- WHAT NEEDS TO BE DONE: The records should be written out in full, with nothing altered.
++++++++
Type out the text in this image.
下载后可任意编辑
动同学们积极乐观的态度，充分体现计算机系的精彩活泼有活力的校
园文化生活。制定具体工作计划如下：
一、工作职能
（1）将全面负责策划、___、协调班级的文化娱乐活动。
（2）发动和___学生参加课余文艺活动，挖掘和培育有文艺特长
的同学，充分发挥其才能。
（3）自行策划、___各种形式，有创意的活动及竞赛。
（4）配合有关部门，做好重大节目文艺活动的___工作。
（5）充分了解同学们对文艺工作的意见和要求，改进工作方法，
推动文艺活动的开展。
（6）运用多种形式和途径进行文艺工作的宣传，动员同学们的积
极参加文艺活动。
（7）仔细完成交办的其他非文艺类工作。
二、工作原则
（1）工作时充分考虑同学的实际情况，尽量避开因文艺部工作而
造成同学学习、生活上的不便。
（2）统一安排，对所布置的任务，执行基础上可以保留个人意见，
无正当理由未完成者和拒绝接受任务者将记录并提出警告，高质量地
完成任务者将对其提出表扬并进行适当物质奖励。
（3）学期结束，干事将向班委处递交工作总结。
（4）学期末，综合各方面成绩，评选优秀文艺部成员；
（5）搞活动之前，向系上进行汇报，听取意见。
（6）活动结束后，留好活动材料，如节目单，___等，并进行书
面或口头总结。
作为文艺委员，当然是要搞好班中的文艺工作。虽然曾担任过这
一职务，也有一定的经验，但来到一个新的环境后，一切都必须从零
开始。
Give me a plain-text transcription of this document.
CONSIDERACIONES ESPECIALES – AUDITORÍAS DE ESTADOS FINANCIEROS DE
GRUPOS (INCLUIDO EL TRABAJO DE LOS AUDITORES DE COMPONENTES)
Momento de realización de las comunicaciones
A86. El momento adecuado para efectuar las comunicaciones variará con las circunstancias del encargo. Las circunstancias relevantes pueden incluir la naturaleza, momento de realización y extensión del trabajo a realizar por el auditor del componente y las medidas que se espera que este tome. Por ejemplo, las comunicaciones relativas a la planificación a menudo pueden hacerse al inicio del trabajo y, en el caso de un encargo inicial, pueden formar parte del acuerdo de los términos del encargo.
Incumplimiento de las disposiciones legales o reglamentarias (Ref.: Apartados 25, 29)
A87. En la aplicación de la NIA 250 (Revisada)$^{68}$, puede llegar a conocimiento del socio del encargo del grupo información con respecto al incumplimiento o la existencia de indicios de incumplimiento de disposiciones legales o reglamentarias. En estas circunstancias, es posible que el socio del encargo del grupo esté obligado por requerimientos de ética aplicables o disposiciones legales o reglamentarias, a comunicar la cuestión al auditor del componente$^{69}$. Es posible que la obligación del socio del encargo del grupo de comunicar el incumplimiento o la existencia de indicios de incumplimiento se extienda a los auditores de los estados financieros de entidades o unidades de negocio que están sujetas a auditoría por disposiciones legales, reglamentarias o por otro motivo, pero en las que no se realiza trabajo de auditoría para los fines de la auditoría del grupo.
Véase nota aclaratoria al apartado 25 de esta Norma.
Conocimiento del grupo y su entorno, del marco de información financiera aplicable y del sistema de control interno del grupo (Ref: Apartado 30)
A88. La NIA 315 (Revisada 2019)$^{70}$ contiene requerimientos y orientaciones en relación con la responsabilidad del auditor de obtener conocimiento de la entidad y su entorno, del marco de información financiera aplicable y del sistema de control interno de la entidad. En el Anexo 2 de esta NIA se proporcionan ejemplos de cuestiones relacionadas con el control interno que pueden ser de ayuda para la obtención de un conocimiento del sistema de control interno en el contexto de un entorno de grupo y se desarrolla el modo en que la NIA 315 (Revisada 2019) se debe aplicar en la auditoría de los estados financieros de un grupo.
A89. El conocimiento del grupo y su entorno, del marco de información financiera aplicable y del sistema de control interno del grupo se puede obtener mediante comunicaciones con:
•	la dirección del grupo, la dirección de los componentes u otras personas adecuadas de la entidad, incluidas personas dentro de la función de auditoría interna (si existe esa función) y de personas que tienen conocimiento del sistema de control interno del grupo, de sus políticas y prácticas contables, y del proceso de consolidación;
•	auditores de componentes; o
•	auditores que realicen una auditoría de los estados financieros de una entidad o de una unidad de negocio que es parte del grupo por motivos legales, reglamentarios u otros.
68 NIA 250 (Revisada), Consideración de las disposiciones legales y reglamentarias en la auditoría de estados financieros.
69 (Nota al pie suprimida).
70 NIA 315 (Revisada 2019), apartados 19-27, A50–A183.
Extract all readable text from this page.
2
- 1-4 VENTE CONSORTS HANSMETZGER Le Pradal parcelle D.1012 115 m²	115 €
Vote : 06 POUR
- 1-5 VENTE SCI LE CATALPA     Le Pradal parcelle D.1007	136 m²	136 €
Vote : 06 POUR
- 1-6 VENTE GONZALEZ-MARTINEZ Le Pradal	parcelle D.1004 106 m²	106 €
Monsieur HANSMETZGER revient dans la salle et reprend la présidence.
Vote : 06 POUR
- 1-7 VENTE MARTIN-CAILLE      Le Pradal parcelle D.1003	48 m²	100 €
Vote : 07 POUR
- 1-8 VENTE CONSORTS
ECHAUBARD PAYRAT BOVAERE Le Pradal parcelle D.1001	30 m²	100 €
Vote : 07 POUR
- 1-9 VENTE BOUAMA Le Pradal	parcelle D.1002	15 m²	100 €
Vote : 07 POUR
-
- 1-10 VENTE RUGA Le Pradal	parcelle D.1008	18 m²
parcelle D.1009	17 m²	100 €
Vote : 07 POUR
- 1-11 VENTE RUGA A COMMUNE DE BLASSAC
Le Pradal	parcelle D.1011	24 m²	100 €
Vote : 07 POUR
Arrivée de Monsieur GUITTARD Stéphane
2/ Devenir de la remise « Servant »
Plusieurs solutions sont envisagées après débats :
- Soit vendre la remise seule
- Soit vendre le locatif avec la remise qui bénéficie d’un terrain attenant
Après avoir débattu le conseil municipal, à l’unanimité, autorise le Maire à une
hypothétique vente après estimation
++++++++
- SOLUTION TO THIS TASK:
Type out the text in this image.
下载后可任意编辑
动同学们积极乐观的态度，充分体现计算机系的精彩活泼有活力的校
园文化生活。制定具体工作计划如下：
一、工作职能
（1）将全面负责策划、___、协调班级的文化娱乐活动。
（2）发动和___学生参加课余文艺活动，挖掘和培育有文艺特长
的同学，充分发挥其才能。
（3）自行策划、___各种形式，有创意的活动及竞赛。
（4）配合有关部门，做好重大节目文艺活动的___工作。
（5）充分了解同学们对文艺工作的意见和要求，改进工作方法，
推动文艺活动的开展。
（6）运用多种形式和途径进行文艺工作的宣传，动员同学们的积
极参加文艺活动。
（7）仔细完成交办的其他非文艺类工作。
二、工作原则
（1）工作时充分考虑同学的实际情况，尽量避开因文艺部工作而
造成同学学习、生活上的不便。
（2）统一安排，对所布置的任务，执行基础上可以保留个人意见，
无正当理由未完成者和拒绝接受任务者将记录并提出警告，高质量地
完成任务者将对其提出表扬并进行适当物质奖励。
（3）学期结束，干事将向班委处递交工作总结。
（4）学期末，综合各方面成绩，评选优秀文艺部成员；
（5）搞活动之前，向系上进行汇报，听取意见。
（6）活动结束后，留好活动材料，如节目单，___等，并进行书
面或口头总结。
作为文艺委员，当然是要搞好班中的文艺工作。虽然曾担任过这
一职务，也有一定的经验，但来到一个新的环境后，一切都必须从零
开始。
Give me a plain-text transcription of this document.
CONSIDERACIONES ESPECIALES – AUDITORÍAS DE ESTADOS FINANCIEROS DE
GRUPOS (INCLUIDO EL TRABAJO DE LOS AUDITORES DE COMPONENTES)
Momento de realización de las comunicaciones
A86. El momento adecuado para efectuar las comunicaciones variará con las circunstancias del encargo. Las circunstancias relevantes pueden incluir la naturaleza, momento de realización y extensión del trabajo a realizar por el auditor del componente y las medidas que se espera que este tome. Por ejemplo, las comunicaciones relativas a la planificación a menudo pueden hacerse al inicio del trabajo y, en el caso de un encargo inicial, pueden formar parte del acuerdo de los términos del encargo.
Incumplimiento de las disposiciones legales o reglamentarias (Ref.: Apartados 25, 29)
A87. En la aplicación de la NIA 250 (Revisada)$^{68}$, puede llegar a conocimiento del socio del encargo del grupo información con respecto al incumplimiento o la existencia de indicios de incumplimiento de disposiciones legales o reglamentarias. En estas circunstancias, es posible que el socio del encargo del grupo esté obligado por requerimientos de ética aplicables o disposiciones legales o reglamentarias, a comunicar la cuestión al auditor del componente$^{69}$. Es posible que la obligación del socio del encargo del grupo de comunicar el incumplimiento o la existencia de indicios de incumplimiento se extienda a los auditores de los estados financieros de entidades o unidades de negocio que están sujetas a auditoría por disposiciones legales, reglamentarias o por otro motivo, pero en las que no se realiza trabajo de auditoría para los fines de la auditoría del grupo.
Véase nota aclaratoria al apartado 25 de esta Norma.
Conocimiento del grupo y su entorno, del marco de información financiera aplicable y del sistema de control interno del grupo (Ref: Apartado 30)
A88. La NIA 315 (Revisada 2019)$^{70}$ contiene requerimientos y orientaciones en relación con la responsabilidad del auditor de obtener conocimiento de la entidad y su entorno, del marco de información financiera aplicable y del sistema de control interno de la entidad. En el Anexo 2 de esta NIA se proporcionan ejemplos de cuestiones relacionadas con el control interno que pueden ser de ayuda para la obtención de un conocimiento del sistema de control interno en el contexto de un entorno de grupo y se desarrolla el modo en que la NIA 315 (Revisada 2019) se debe aplicar en la auditoría de los estados financieros de un grupo.
A89. El conocimiento del grupo y su entorno, del marco de información financiera aplicable y del sistema de control interno del grupo se puede obtener mediante comunicaciones con:
•	la dirección del grupo, la dirección de los componentes u otras personas adecuadas de la entidad, incluidas personas dentro de la función de auditoría interna (si existe esa función) y de personas que tienen conocimiento del sistema de control interno del grupo, de sus políticas y prácticas contables, y del proceso de consolidación;
•	auditores de componentes; o
•	auditores que realicen una auditoría de los estados financieros de una entidad o de una unidad de negocio que es parte del grupo por motivos legales, reglamentarios u otros.
68 NIA 250 (Revisada), Consideración de las disposiciones legales y reglamentarias en la auditoría de estados financieros.
69 (Nota al pie suprimida).
70 NIA 315 (Revisada 2019), apartados 19-27, A50–A183.
Extract all readable text from this page.
2
- 1-4 VENTE CONSORTS HANSMETZGER Le Pradal parcelle D.1012 115 m²	115 €
Vote : 06 POUR
- 1-5 VENTE SCI LE CATALPA     Le Pradal parcelle D.1007	136 m²	136 €
Vote : 06 POUR
- 1-6 VENTE GONZALEZ-MARTINEZ Le Pradal	parcelle D.1004 106 m²	106 €
Monsieur HANSMETZGER revient dans la salle et reprend la présidence.
Vote : 06 POUR
- 1-7 VENTE MARTIN-CAILLE      Le Pradal parcelle D.1003	48 m²	100 €
Vote : 07 POUR
- 1-8 VENTE CONSORTS
ECHAUBARD PAYRAT BOVAERE Le Pradal parcelle D.1001	30 m²	100 €
Vote : 07 POUR
- 1-9 VENTE BOUAMA Le Pradal	parcelle D.1002	15 m²	100 €
Vote : 07 POUR
-
- 1-10 VENTE RUGA Le Pradal	parcelle D.1008	18 m²
parcelle D.1009	17 m²	100 €
Vote : 07 POUR
- 1-11 VENTE RUGA A COMMUNE DE BLASSAC
Le Pradal	parcelle D.1011	24 m²	100 €
Vote : 07 POUR
Arrivée de Monsieur GUITTARD Stéphane
2/ Devenir de la remise « Servant »
Plusieurs solutions sont envisagées après débats :
- Soit vendre la remise seule
- Soit vendre le locatif avec la remise qui bénéficie d’un terrain attenant
Après avoir débattu le conseil municipal, à l’unanimité, autorise le Maire à une
hypothétique vente après estimation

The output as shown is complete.